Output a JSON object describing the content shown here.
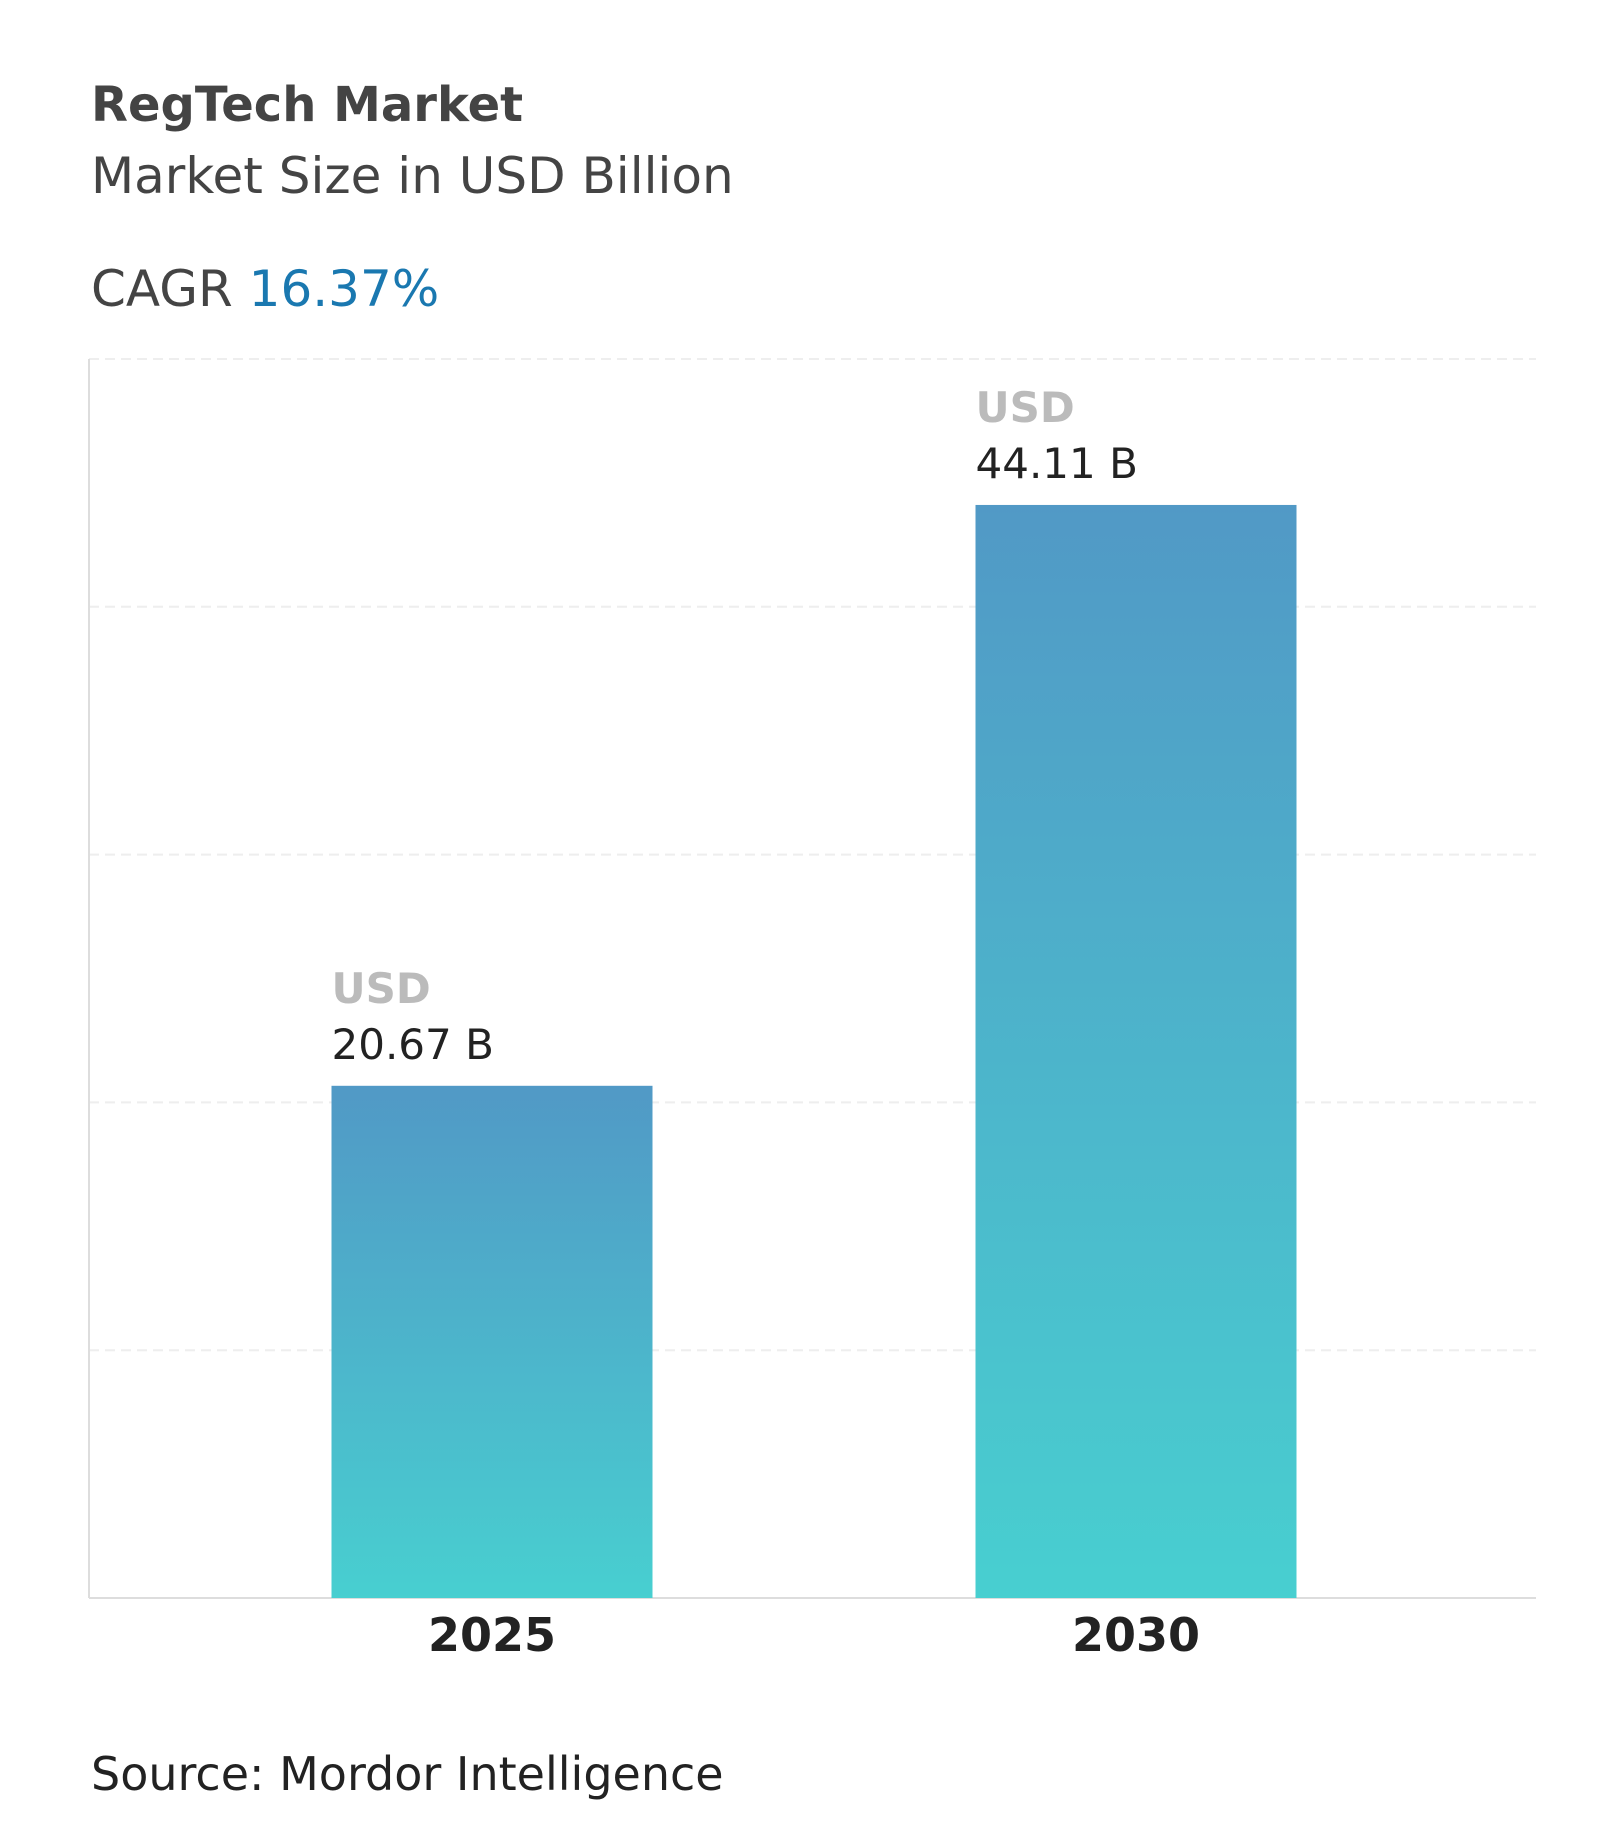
{
  "chart_data": {
    "type": "bar",
    "title": "RegTech Market",
    "subtitle": "Market Size in USD Billion",
    "cagr_label": "CAGR",
    "cagr_value": "16.37%",
    "categories": [
      "2025",
      "2030"
    ],
    "values": [
      20.67,
      44.11
    ],
    "value_label_prefix": "USD",
    "value_labels": [
      "20.67 B",
      "44.11 B"
    ],
    "gradient": [
      "#5199c6",
      "#48cfd0"
    ],
    "ylim": [
      0,
      50
    ],
    "yticks": [
      0,
      10,
      20,
      30,
      40,
      50
    ],
    "grid": true,
    "source": "Source: Mordor Intelligence"
  }
}
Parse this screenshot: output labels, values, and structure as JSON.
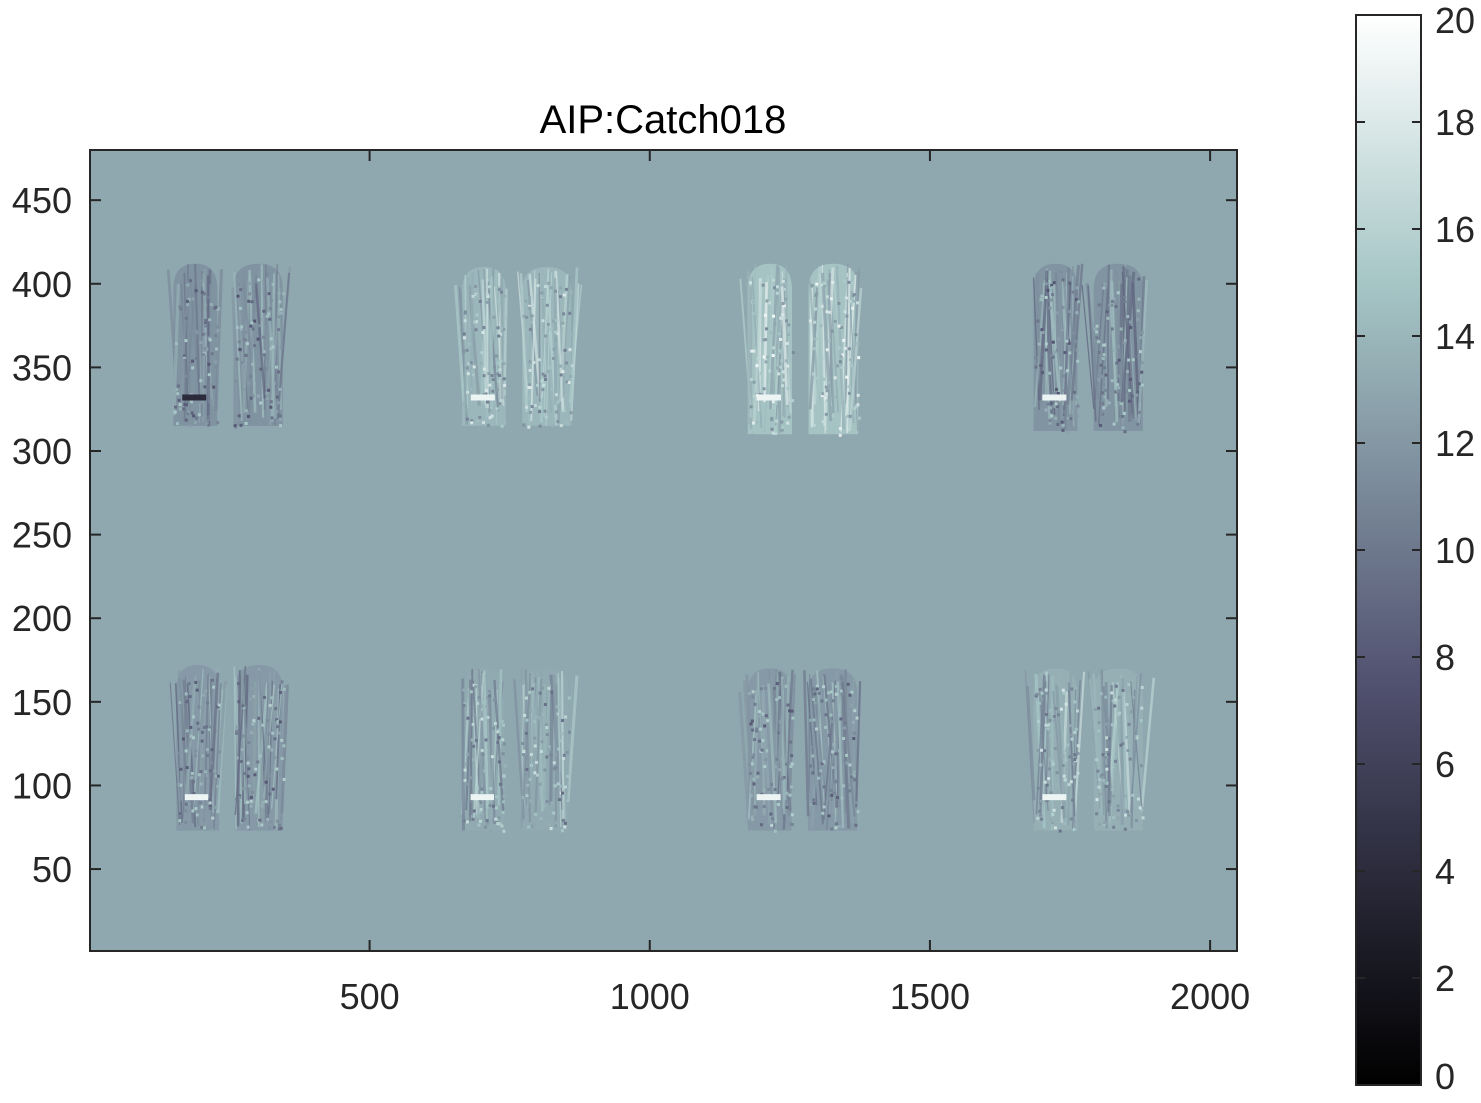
******************************
*INSTRUCTION*
Write out the whole listing again, exactly, with no pictures.

*EXERCISE SOLUTION*
Output a JSON object describing the content shown here.
{
  "chart_data": {
    "type": "bar",
    "title": "RegTech Market",
    "subtitle": "Market Size in USD Billion",
    "cagr_label": "CAGR",
    "cagr_value": "16.37%",
    "categories": [
      "2025",
      "2030"
    ],
    "values": [
      20.67,
      44.11
    ],
    "value_label_prefix": "USD",
    "value_labels": [
      "20.67 B",
      "44.11 B"
    ],
    "gradient": [
      "#5199c6",
      "#48cfd0"
    ],
    "ylim": [
      0,
      50
    ],
    "yticks": [
      0,
      10,
      20,
      30,
      40,
      50
    ],
    "grid": true,
    "source": "Source: Mordor Intelligence"
  }
}
Parse this screenshot: output labels, values, and structure as JSON.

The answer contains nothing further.